Stored records:

——————

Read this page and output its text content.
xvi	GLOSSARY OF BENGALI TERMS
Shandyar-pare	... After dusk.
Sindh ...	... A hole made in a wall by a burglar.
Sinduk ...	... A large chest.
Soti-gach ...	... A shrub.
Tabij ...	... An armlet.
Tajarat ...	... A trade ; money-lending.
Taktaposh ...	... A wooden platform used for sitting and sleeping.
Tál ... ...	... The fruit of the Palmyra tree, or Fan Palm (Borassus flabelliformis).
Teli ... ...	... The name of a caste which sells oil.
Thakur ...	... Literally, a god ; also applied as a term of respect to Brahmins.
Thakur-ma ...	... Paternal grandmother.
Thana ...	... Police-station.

——————

__Problem to work on__
Write out every line of the records exactly.

__Response below__
Read this page and output its text content.
xvi	GLOSSARY OF BENGALI TERMS
Shandyar-pare	... After dusk.
Sindh ...	... A hole made in a wall by a burglar.
Sinduk ...	... A large chest.
Soti-gach ...	... A shrub.
Tabij ...	... An armlet.
Tajarat ...	... A trade ; money-lending.
Taktaposh ...	... A wooden platform used for sitting and sleeping.
Tál ... ...	... The fruit of the Palmyra tree, or Fan Palm (Borassus flabelliformis).
Teli ... ...	... The name of a caste which sells oil.
Thakur ...	... Literally, a god ; also applied as a term of respect to Brahmins.
Thakur-ma ...	... Paternal grandmother.
Thana ...	... Police-station.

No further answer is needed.